Required work:
Pick out every line of the entries below where "description" occurs, and copy those lines.

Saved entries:
* * * * * * * * *
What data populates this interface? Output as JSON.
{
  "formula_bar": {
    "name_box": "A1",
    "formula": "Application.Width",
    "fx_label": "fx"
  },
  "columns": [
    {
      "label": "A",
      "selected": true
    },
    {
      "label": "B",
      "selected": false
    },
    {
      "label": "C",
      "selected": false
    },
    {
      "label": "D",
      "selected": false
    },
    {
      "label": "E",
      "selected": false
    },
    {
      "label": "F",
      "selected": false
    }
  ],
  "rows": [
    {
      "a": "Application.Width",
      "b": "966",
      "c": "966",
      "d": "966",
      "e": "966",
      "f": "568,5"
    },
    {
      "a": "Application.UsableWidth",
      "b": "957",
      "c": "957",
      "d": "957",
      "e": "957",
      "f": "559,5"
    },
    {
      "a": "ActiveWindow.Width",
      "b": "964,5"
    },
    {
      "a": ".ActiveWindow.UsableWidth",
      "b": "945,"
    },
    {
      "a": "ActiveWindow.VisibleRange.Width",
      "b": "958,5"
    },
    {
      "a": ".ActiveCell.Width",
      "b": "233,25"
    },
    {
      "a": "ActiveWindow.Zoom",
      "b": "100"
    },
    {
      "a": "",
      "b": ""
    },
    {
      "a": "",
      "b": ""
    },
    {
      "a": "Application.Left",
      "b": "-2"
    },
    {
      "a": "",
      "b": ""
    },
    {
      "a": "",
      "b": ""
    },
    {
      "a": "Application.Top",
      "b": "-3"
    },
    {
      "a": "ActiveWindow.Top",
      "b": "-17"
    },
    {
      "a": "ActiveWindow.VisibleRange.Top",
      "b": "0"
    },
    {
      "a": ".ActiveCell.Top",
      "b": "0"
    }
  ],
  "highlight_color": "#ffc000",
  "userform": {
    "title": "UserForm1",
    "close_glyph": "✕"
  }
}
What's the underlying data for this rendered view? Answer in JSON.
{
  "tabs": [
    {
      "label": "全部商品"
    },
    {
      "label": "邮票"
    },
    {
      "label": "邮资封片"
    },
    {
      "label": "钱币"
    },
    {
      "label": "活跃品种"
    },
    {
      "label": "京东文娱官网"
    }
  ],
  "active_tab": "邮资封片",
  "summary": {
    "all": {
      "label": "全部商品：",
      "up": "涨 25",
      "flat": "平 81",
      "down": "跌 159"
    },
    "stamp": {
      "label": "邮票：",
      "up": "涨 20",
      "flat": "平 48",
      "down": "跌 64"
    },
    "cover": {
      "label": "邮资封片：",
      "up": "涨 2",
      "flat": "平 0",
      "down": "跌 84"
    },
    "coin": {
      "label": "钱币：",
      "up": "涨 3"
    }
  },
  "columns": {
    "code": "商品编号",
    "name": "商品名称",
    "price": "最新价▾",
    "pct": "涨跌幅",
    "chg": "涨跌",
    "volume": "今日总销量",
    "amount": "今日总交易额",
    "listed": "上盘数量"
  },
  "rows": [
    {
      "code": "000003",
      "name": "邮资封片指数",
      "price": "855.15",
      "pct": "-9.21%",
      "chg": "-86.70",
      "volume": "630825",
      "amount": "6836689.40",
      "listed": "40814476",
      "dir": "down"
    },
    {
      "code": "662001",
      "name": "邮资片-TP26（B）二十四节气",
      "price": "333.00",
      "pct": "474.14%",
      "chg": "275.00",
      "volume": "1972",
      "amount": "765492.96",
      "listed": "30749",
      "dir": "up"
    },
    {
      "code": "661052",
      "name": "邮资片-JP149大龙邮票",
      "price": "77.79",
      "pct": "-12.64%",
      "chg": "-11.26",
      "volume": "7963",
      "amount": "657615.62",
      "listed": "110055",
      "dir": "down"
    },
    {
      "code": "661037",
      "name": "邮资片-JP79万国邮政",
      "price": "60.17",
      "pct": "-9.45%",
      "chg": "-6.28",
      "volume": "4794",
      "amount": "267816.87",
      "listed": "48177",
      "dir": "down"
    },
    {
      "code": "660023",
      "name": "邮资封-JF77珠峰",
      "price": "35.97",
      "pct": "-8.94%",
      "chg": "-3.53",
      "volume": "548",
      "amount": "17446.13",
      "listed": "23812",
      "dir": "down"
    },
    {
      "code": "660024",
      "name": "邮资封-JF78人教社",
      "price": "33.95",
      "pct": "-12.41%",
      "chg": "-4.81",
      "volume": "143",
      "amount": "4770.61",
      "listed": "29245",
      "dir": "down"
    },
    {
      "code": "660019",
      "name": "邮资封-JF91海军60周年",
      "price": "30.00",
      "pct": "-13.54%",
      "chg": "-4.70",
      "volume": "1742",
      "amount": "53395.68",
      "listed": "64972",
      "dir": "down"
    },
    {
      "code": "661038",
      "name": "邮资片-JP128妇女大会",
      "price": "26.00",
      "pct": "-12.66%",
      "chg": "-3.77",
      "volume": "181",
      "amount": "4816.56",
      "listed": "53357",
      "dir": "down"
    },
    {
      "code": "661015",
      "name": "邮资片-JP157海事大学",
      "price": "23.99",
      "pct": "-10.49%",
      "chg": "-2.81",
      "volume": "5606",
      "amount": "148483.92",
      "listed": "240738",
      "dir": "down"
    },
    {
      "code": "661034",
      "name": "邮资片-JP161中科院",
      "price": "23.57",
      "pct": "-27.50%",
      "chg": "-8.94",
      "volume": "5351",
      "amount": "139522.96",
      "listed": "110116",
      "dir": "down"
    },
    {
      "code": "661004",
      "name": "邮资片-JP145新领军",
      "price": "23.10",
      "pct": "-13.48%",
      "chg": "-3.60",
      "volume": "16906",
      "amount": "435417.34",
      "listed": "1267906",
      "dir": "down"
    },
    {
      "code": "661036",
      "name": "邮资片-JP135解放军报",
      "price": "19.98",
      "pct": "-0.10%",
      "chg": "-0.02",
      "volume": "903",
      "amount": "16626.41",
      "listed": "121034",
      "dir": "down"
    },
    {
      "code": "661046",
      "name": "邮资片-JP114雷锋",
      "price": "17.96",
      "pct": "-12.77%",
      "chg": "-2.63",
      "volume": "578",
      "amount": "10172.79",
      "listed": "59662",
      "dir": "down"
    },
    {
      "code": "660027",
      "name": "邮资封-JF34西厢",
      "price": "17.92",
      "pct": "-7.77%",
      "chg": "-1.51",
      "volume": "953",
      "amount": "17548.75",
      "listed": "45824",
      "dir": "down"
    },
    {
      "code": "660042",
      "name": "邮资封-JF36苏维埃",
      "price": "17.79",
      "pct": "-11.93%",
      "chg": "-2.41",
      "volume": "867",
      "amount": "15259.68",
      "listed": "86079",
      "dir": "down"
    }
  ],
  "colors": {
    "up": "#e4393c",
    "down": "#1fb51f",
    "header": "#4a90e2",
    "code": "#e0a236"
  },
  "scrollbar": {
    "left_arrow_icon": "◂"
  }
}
* * * * * * * * *
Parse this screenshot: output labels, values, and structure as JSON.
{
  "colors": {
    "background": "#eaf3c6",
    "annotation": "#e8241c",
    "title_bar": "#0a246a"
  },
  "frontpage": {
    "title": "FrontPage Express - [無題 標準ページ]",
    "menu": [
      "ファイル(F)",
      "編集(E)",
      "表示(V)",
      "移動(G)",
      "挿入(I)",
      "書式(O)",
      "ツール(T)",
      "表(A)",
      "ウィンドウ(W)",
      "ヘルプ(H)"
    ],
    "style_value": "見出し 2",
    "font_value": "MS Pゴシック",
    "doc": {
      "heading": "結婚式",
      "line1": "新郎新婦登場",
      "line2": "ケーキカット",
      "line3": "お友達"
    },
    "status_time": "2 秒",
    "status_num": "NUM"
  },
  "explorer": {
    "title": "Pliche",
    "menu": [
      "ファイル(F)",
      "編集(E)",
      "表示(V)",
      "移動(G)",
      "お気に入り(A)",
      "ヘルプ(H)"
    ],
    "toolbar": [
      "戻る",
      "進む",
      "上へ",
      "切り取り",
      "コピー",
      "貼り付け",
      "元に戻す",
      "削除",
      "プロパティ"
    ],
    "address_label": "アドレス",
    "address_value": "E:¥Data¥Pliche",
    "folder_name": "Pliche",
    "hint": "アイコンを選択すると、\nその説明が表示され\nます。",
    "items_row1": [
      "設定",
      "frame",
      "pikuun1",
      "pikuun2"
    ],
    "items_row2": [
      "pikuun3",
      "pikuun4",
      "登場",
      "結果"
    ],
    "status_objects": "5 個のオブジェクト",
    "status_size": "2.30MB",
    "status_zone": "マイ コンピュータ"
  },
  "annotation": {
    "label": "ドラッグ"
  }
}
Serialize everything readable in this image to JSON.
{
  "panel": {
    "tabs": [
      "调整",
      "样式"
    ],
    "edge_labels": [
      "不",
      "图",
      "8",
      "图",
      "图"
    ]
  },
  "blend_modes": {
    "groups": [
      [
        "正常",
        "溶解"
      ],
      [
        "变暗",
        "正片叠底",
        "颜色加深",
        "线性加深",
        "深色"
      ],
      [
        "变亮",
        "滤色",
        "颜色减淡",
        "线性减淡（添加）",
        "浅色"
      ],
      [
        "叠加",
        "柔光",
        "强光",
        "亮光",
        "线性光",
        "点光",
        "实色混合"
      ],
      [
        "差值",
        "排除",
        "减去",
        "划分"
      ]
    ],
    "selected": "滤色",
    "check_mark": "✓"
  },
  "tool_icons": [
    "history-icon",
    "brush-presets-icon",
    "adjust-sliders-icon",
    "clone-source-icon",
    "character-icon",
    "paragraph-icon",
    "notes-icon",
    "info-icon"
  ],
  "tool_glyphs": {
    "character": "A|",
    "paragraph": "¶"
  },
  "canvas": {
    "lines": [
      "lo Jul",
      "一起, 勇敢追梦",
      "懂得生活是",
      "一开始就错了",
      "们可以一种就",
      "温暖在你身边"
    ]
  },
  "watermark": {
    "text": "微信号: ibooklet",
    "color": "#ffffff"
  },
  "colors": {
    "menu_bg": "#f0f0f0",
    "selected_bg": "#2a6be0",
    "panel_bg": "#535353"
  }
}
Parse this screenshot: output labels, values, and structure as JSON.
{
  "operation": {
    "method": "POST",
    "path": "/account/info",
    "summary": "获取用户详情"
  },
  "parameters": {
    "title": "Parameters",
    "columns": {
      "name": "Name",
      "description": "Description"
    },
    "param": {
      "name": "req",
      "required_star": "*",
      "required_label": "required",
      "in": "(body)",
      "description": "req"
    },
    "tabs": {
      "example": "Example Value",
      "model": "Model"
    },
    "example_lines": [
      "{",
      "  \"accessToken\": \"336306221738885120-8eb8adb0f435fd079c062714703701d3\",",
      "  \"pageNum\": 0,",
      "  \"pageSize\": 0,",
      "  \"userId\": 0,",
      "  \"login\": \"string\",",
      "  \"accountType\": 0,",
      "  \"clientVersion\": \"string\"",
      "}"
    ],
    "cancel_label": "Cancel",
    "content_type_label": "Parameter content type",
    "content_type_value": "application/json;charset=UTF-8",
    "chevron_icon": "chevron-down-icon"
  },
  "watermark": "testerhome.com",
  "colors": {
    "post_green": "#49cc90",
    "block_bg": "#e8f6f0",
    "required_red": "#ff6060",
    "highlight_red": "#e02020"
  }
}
* * * * * * * * *
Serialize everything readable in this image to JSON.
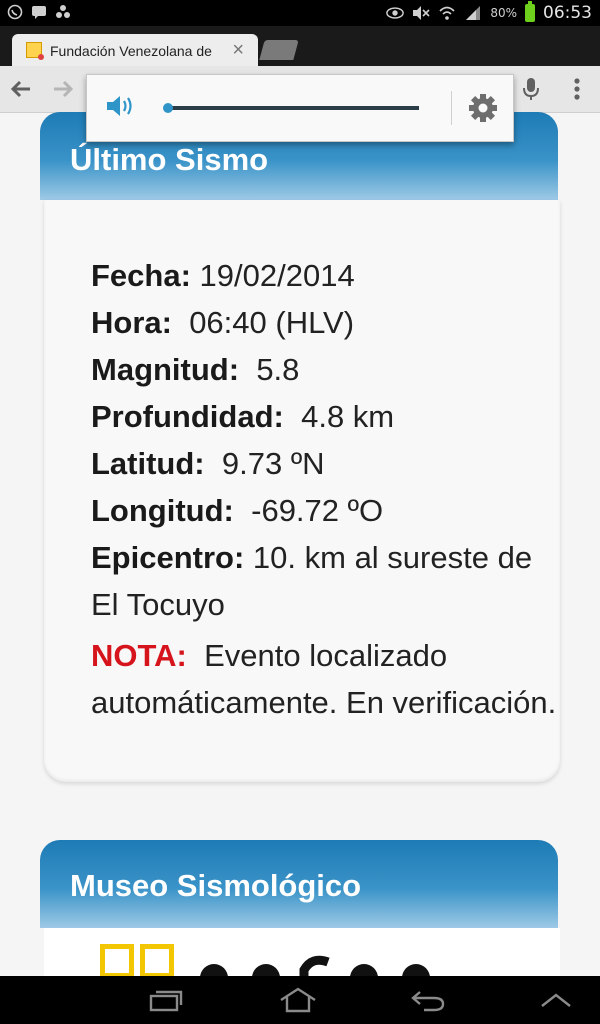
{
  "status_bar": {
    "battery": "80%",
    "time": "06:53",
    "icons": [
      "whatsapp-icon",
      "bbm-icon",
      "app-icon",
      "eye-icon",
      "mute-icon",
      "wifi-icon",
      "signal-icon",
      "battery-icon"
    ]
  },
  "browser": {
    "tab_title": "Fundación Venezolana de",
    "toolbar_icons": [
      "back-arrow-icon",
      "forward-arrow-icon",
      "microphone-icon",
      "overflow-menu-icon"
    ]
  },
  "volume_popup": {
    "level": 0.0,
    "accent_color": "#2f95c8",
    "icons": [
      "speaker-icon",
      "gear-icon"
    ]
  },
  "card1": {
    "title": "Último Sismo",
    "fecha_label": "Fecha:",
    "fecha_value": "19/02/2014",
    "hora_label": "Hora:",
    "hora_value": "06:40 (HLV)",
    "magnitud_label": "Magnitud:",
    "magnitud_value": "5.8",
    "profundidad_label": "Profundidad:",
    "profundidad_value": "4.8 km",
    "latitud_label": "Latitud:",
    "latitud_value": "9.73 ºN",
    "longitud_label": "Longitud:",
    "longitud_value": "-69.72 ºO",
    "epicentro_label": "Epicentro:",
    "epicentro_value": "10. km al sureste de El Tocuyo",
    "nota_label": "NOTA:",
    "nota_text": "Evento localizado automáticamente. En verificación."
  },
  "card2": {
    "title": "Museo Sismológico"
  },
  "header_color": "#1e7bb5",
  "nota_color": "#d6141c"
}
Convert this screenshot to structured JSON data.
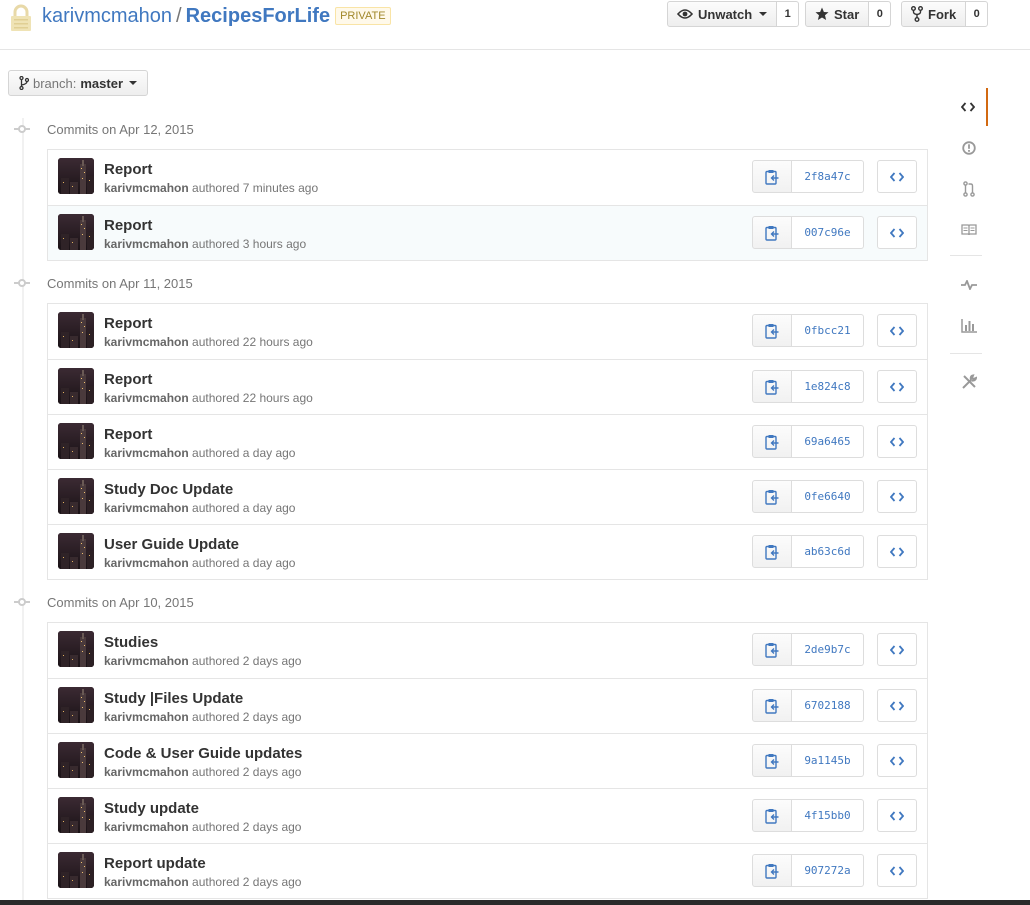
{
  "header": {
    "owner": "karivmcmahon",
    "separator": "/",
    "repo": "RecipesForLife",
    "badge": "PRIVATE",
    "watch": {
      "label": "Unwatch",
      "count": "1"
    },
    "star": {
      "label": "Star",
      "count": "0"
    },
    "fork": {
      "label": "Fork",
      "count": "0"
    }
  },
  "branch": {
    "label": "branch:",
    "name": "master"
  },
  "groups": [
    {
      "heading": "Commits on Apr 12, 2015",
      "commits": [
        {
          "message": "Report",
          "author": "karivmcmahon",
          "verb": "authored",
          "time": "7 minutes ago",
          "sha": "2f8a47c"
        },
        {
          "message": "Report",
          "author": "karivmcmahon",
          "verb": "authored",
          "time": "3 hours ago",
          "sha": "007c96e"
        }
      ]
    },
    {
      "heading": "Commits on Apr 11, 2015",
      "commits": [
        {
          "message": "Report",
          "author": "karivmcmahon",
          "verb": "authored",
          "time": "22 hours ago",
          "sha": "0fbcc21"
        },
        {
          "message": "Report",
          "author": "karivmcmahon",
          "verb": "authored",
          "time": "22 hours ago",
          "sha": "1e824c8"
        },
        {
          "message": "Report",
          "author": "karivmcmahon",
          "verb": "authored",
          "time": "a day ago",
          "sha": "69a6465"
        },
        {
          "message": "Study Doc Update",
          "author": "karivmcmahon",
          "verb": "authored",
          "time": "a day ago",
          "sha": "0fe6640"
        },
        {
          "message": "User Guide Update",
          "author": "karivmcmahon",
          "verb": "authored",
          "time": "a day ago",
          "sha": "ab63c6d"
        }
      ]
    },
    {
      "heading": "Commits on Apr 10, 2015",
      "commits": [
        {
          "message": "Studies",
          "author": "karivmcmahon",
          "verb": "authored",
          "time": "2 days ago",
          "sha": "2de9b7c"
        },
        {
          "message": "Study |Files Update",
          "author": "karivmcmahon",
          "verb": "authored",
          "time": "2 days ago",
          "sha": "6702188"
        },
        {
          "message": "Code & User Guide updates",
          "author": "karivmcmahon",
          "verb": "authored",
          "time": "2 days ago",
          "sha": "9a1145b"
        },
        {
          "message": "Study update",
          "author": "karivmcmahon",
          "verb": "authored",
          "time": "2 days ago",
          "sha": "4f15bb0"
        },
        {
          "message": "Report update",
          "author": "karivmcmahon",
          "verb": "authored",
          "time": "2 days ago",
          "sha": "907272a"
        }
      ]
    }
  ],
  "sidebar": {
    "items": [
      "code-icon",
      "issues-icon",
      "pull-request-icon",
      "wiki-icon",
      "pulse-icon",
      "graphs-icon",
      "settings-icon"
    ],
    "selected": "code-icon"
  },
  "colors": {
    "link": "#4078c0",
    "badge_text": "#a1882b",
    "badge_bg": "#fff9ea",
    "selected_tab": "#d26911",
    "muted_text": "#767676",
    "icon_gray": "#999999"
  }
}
* * * * * * * * *
Expected output:
      "description": "Description"
      "description": "req"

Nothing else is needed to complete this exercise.